■ **Task requirements**:
Once every line below has been checked for "their", give only the number of lines that have it.

----------------------------------------

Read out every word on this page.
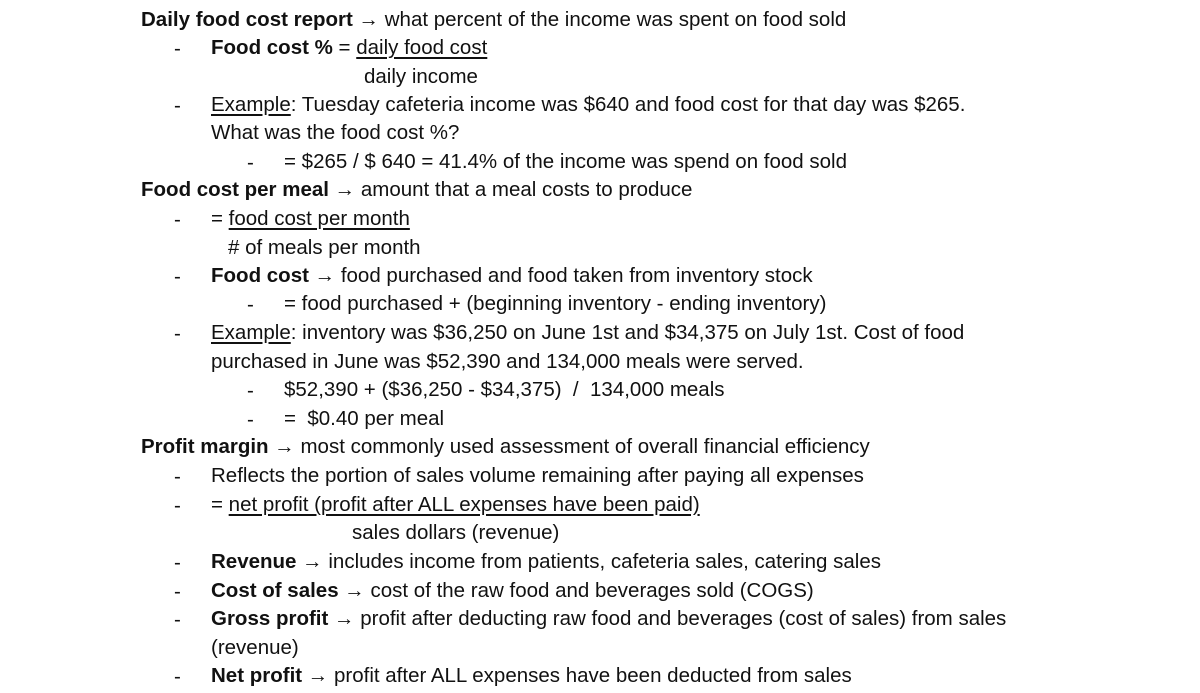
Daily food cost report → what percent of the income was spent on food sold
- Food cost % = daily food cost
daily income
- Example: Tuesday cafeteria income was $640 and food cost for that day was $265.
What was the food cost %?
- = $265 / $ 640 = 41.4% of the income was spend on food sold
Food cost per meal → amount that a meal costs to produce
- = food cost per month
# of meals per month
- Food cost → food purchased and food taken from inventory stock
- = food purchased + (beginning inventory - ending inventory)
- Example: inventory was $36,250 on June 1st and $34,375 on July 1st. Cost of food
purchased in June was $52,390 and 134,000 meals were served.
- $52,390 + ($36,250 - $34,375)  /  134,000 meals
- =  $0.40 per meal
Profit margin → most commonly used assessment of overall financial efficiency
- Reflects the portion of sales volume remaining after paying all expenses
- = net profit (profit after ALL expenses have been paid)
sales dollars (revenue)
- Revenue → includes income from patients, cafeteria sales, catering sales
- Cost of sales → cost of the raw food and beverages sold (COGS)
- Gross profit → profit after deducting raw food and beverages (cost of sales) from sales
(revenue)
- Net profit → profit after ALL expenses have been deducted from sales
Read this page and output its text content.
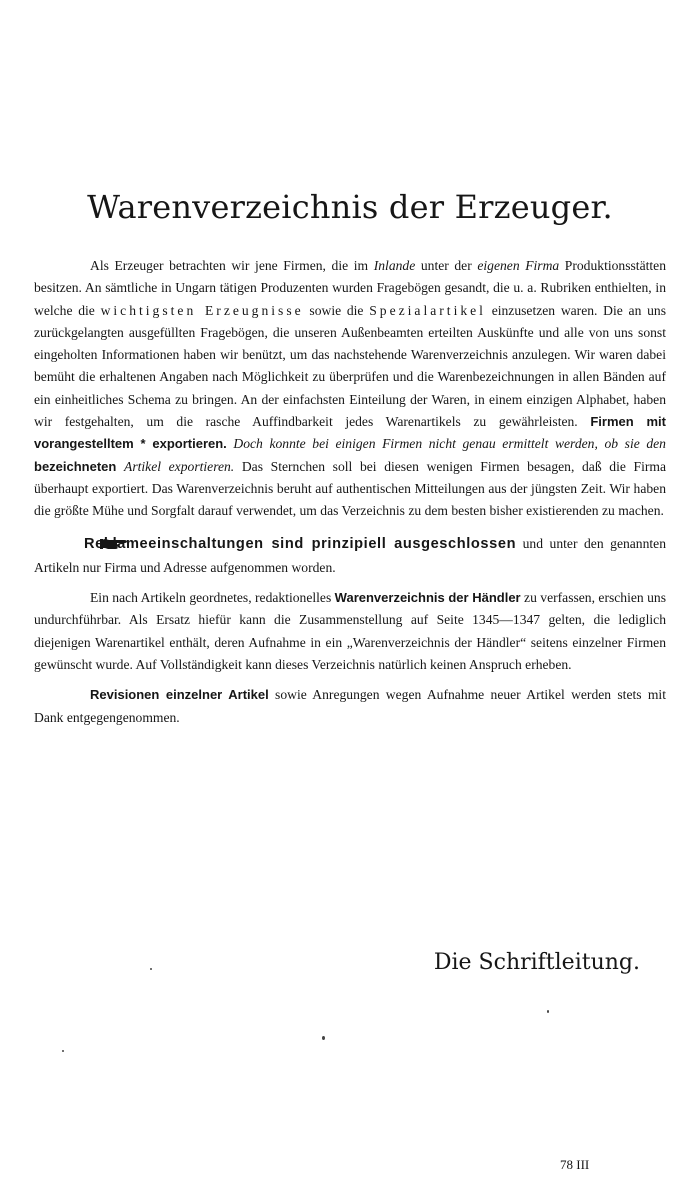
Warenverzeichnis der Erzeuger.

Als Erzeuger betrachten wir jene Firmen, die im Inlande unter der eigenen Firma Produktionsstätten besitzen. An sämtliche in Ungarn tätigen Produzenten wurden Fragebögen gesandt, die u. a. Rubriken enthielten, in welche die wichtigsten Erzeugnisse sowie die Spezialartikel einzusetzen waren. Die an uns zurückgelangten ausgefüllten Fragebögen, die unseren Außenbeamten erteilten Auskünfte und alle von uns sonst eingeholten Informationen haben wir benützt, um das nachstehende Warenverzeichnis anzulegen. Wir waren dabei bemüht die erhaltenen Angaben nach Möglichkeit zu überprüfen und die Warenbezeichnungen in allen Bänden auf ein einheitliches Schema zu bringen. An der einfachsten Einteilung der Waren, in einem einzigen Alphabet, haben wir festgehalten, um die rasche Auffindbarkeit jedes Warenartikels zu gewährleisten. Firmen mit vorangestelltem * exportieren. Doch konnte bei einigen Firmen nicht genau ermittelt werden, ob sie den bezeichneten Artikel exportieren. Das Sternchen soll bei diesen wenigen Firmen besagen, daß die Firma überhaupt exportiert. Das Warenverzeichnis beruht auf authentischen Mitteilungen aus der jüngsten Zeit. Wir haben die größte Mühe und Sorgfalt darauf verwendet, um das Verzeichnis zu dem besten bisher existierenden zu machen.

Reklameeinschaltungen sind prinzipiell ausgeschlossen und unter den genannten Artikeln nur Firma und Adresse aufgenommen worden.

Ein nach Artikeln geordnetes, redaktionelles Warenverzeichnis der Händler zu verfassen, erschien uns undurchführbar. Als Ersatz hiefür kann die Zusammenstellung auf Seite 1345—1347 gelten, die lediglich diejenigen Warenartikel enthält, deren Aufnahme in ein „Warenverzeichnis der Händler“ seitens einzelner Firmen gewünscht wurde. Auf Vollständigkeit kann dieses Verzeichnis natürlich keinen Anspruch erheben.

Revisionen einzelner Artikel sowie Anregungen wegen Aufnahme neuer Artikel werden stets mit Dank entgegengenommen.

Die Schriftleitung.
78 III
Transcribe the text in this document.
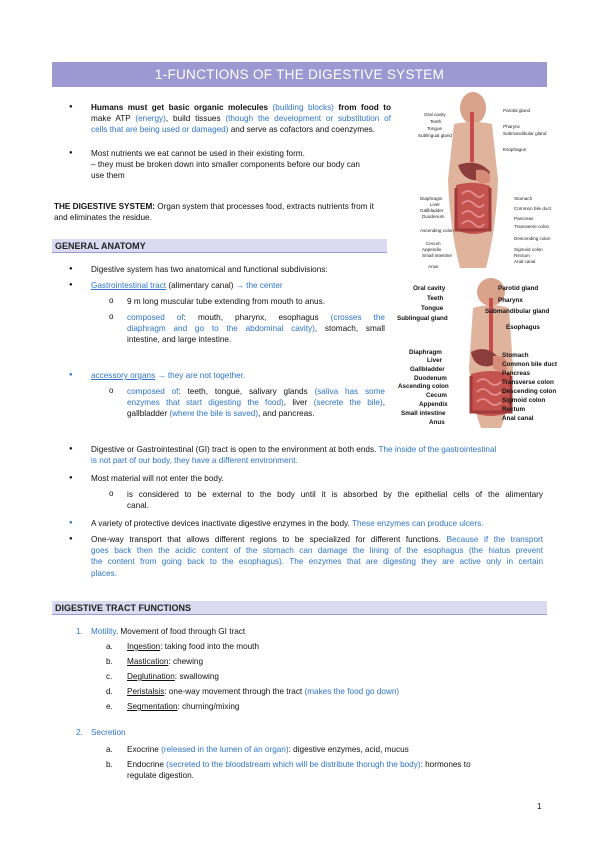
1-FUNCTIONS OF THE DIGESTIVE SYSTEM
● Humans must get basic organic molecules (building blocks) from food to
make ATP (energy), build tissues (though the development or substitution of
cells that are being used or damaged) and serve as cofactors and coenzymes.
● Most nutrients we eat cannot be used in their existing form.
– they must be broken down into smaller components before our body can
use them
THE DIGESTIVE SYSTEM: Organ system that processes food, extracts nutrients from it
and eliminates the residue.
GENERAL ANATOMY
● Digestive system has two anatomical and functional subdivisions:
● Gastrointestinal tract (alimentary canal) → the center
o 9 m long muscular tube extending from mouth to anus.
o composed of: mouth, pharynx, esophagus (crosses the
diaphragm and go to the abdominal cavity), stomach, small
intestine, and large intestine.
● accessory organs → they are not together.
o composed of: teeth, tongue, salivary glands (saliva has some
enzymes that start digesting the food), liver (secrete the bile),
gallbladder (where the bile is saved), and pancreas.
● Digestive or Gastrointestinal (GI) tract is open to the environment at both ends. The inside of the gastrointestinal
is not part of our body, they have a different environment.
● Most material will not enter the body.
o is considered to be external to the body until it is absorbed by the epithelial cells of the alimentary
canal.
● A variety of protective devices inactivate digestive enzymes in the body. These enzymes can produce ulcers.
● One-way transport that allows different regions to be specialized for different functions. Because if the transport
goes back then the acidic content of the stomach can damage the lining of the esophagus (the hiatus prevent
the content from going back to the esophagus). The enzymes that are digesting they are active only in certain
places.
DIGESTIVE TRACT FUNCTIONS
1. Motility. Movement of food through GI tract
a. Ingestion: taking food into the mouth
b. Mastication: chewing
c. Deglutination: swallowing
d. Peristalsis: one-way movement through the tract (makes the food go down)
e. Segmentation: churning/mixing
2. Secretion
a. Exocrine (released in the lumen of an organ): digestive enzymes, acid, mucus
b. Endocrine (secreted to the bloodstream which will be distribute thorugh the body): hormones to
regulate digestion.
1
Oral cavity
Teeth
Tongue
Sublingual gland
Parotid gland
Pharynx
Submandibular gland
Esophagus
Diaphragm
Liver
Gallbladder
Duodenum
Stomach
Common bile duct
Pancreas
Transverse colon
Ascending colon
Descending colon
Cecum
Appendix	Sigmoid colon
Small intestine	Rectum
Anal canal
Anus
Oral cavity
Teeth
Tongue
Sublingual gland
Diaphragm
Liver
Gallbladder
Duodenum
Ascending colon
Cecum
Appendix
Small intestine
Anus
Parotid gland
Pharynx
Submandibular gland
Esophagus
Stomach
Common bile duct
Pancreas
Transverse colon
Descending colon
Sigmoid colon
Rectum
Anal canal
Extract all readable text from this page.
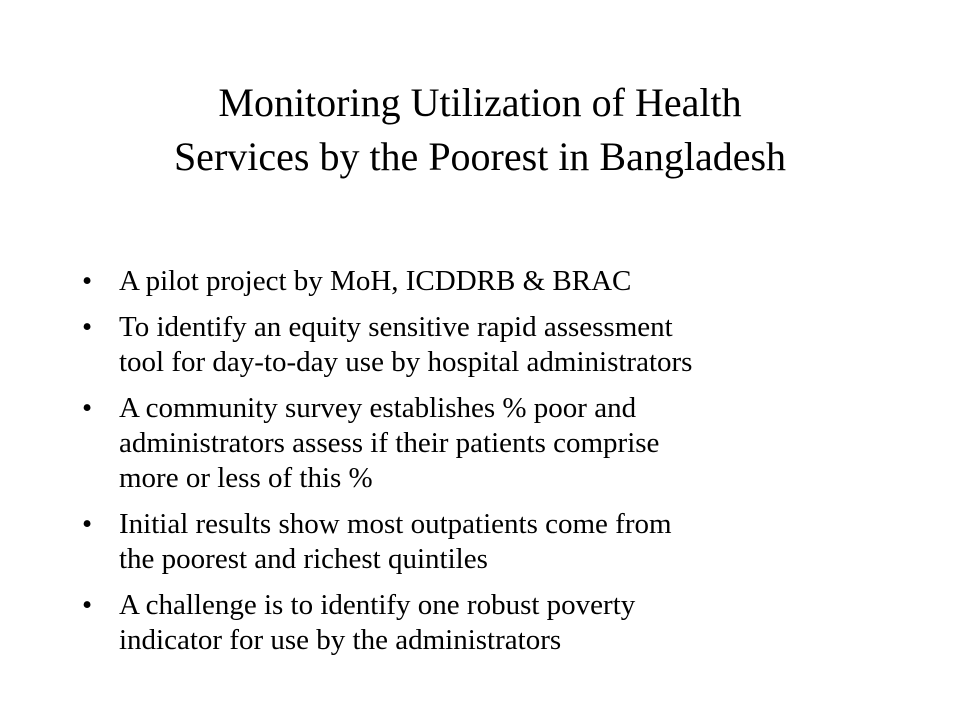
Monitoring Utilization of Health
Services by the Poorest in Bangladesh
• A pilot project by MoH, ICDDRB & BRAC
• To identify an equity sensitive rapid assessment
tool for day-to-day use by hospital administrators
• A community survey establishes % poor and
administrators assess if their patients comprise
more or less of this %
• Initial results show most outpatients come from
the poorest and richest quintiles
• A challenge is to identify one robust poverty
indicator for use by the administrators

----------------------------------------

■ **Written answer**:
2